begin SUPPLIED INFORMATION
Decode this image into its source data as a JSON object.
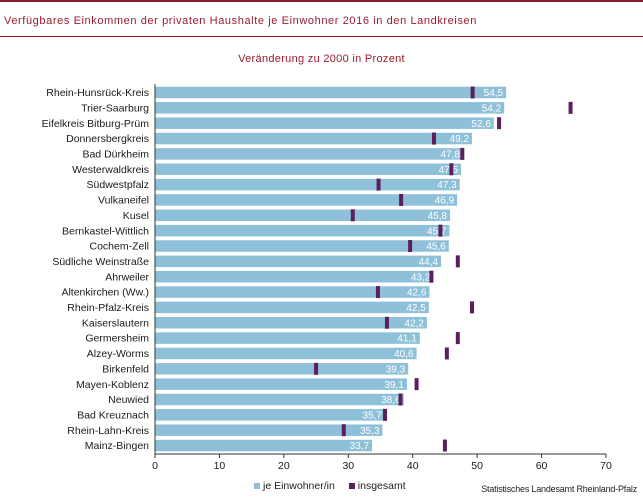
{
  "header": {
    "title": "Verfügbares Einkommen der privaten Haushalte je Einwohner 2016 in den Landkreisen",
    "subtitle": "Veränderung zu 2000 in Prozent"
  },
  "colors": {
    "accent": "#9b1c2e",
    "rule": "#8c1d2f",
    "bar": "#8ec1d9",
    "marker": "#5b1f5e",
    "bar_label": "#ffffff"
  },
  "legend": {
    "bar_label": "je Einwohner/in",
    "marker_label": "insgesamt"
  },
  "source": "Statistisches Landesamt Rheinland-Pfalz",
  "chart_data": {
    "type": "bar",
    "orientation": "horizontal",
    "title": "Verfügbares Einkommen der privaten Haushalte je Einwohner 2016 in den Landkreisen",
    "subtitle": "Veränderung zu 2000 in Prozent",
    "xlim": [
      0,
      70
    ],
    "xticks": [
      0,
      10,
      20,
      30,
      40,
      50,
      60,
      70
    ],
    "grid": false,
    "legend_position": "bottom",
    "categories": [
      "Rhein-Hunsrück-Kreis",
      "Trier-Saarburg",
      "Eifelkreis Bitburg-Prüm",
      "Donnersbergkreis",
      "Bad Dürkheim",
      "Westerwaldkreis",
      "Südwestpfalz",
      "Vulkaneifel",
      "Kusel",
      "Bernkastel-Wittlich",
      "Cochem-Zell",
      "Südliche Weinstraße",
      "Ahrweiler",
      "Altenkirchen (Ww.)",
      "Rhein-Pfalz-Kreis",
      "Kaiserslautern",
      "Germersheim",
      "Alzey-Worms",
      "Birkenfeld",
      "Mayen-Koblenz",
      "Neuwied",
      "Bad Kreuznach",
      "Rhein-Lahn-Kreis",
      "Mainz-Bingen"
    ],
    "series": [
      {
        "name": "je Einwohner/in",
        "kind": "bar",
        "values": [
          54.5,
          54.2,
          52.6,
          49.2,
          47.8,
          47.5,
          47.3,
          46.9,
          45.8,
          45.7,
          45.6,
          44.4,
          43.2,
          42.6,
          42.5,
          42.2,
          41.1,
          40.6,
          39.3,
          39.1,
          38.6,
          35.7,
          35.3,
          33.7
        ],
        "value_labels": [
          "54,5",
          "54,2",
          "52,6",
          "49,2",
          "47,8",
          "47,5",
          "47,3",
          "46,9",
          "45,8",
          "45,7",
          "45,6",
          "44,4",
          "43,2",
          "42,6",
          "42,5",
          "42,2",
          "41,1",
          "40,6",
          "39,3",
          "39,1",
          "38,6",
          "35,7",
          "35,3",
          "33,7"
        ]
      },
      {
        "name": "insgesamt",
        "kind": "marker",
        "values": [
          49.3,
          64.5,
          53.4,
          43.3,
          47.7,
          46.0,
          34.7,
          38.2,
          30.7,
          44.3,
          39.6,
          47.0,
          42.9,
          34.6,
          49.2,
          36.0,
          47.0,
          45.3,
          25.0,
          40.6,
          38.1,
          35.7,
          29.3,
          45.0
        ]
      }
    ]
  }
}
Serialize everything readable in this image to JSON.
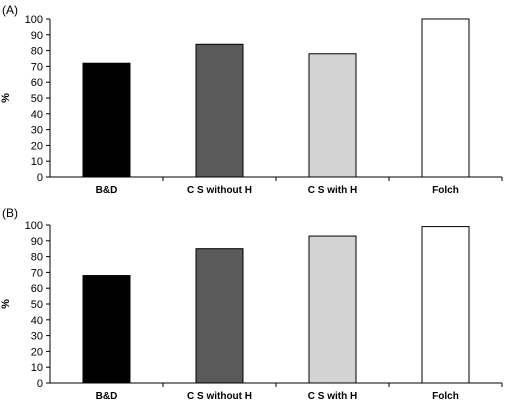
{
  "chart_data": [
    {
      "type": "bar",
      "panel_label": "(A)",
      "categories": [
        "B&D",
        "C S without H",
        "C S with H",
        "Folch"
      ],
      "values": [
        72,
        84,
        78,
        100
      ],
      "ylabel": "%",
      "xlabel": "",
      "ylim": [
        0,
        100
      ],
      "yticks": [
        0,
        10,
        20,
        30,
        40,
        50,
        60,
        70,
        80,
        90,
        100
      ],
      "bar_colors": [
        "#000000",
        "#5a5a5a",
        "#d3d3d3",
        "#ffffff"
      ],
      "grid": false
    },
    {
      "type": "bar",
      "panel_label": "(B)",
      "categories": [
        "B&D",
        "C S without H",
        "C S with H",
        "Folch"
      ],
      "values": [
        68,
        85,
        93,
        99
      ],
      "ylabel": "%",
      "xlabel": "",
      "ylim": [
        0,
        100
      ],
      "yticks": [
        0,
        10,
        20,
        30,
        40,
        50,
        60,
        70,
        80,
        90,
        100
      ],
      "bar_colors": [
        "#000000",
        "#5a5a5a",
        "#d3d3d3",
        "#ffffff"
      ],
      "grid": false
    }
  ]
}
end SUPPLIED INFORMATION
▸ **AIM**:
Repeat each entry exactly as it appears; skip any picture.

▸ **TASK ANSWER**:
Decode this image into its source data as a JSON object.
{
  "header": {
    "title": "Verfügbares Einkommen der privaten Haushalte je Einwohner 2016 in den Landkreisen",
    "subtitle": "Veränderung zu 2000 in Prozent"
  },
  "colors": {
    "accent": "#9b1c2e",
    "rule": "#8c1d2f",
    "bar": "#8ec1d9",
    "marker": "#5b1f5e",
    "bar_label": "#ffffff"
  },
  "legend": {
    "bar_label": "je Einwohner/in",
    "marker_label": "insgesamt"
  },
  "source": "Statistisches Landesamt Rheinland-Pfalz",
  "chart_data": {
    "type": "bar",
    "orientation": "horizontal",
    "title": "Verfügbares Einkommen der privaten Haushalte je Einwohner 2016 in den Landkreisen",
    "subtitle": "Veränderung zu 2000 in Prozent",
    "xlim": [
      0,
      70
    ],
    "xticks": [
      0,
      10,
      20,
      30,
      40,
      50,
      60,
      70
    ],
    "grid": false,
    "legend_position": "bottom",
    "categories": [
      "Rhein-Hunsrück-Kreis",
      "Trier-Saarburg",
      "Eifelkreis Bitburg-Prüm",
      "Donnersbergkreis",
      "Bad Dürkheim",
      "Westerwaldkreis",
      "Südwestpfalz",
      "Vulkaneifel",
      "Kusel",
      "Bernkastel-Wittlich",
      "Cochem-Zell",
      "Südliche Weinstraße",
      "Ahrweiler",
      "Altenkirchen (Ww.)",
      "Rhein-Pfalz-Kreis",
      "Kaiserslautern",
      "Germersheim",
      "Alzey-Worms",
      "Birkenfeld",
      "Mayen-Koblenz",
      "Neuwied",
      "Bad Kreuznach",
      "Rhein-Lahn-Kreis",
      "Mainz-Bingen"
    ],
    "series": [
      {
        "name": "je Einwohner/in",
        "kind": "bar",
        "values": [
          54.5,
          54.2,
          52.6,
          49.2,
          47.8,
          47.5,
          47.3,
          46.9,
          45.8,
          45.7,
          45.6,
          44.4,
          43.2,
          42.6,
          42.5,
          42.2,
          41.1,
          40.6,
          39.3,
          39.1,
          38.6,
          35.7,
          35.3,
          33.7
        ],
        "value_labels": [
          "54,5",
          "54,2",
          "52,6",
          "49,2",
          "47,8",
          "47,5",
          "47,3",
          "46,9",
          "45,8",
          "45,7",
          "45,6",
          "44,4",
          "43,2",
          "42,6",
          "42,5",
          "42,2",
          "41,1",
          "40,6",
          "39,3",
          "39,1",
          "38,6",
          "35,7",
          "35,3",
          "33,7"
        ]
      },
      {
        "name": "insgesamt",
        "kind": "marker",
        "values": [
          49.3,
          64.5,
          53.4,
          43.3,
          47.7,
          46.0,
          34.7,
          38.2,
          30.7,
          44.3,
          39.6,
          47.0,
          42.9,
          34.6,
          49.2,
          36.0,
          47.0,
          45.3,
          25.0,
          40.6,
          38.1,
          35.7,
          29.3,
          45.0
        ]
      }
    ]
  }
}
Serialize everything readable in this image to JSON.
{
  "chart_data": [
    {
      "type": "bar",
      "panel_label": "(A)",
      "categories": [
        "B&D",
        "C S without H",
        "C S with H",
        "Folch"
      ],
      "values": [
        72,
        84,
        78,
        100
      ],
      "ylabel": "%",
      "xlabel": "",
      "ylim": [
        0,
        100
      ],
      "yticks": [
        0,
        10,
        20,
        30,
        40,
        50,
        60,
        70,
        80,
        90,
        100
      ],
      "bar_colors": [
        "#000000",
        "#5a5a5a",
        "#d3d3d3",
        "#ffffff"
      ],
      "grid": false
    },
    {
      "type": "bar",
      "panel_label": "(B)",
      "categories": [
        "B&D",
        "C S without H",
        "C S with H",
        "Folch"
      ],
      "values": [
        68,
        85,
        93,
        99
      ],
      "ylabel": "%",
      "xlabel": "",
      "ylim": [
        0,
        100
      ],
      "yticks": [
        0,
        10,
        20,
        30,
        40,
        50,
        60,
        70,
        80,
        90,
        100
      ],
      "bar_colors": [
        "#000000",
        "#5a5a5a",
        "#d3d3d3",
        "#ffffff"
      ],
      "grid": false
    }
  ]
}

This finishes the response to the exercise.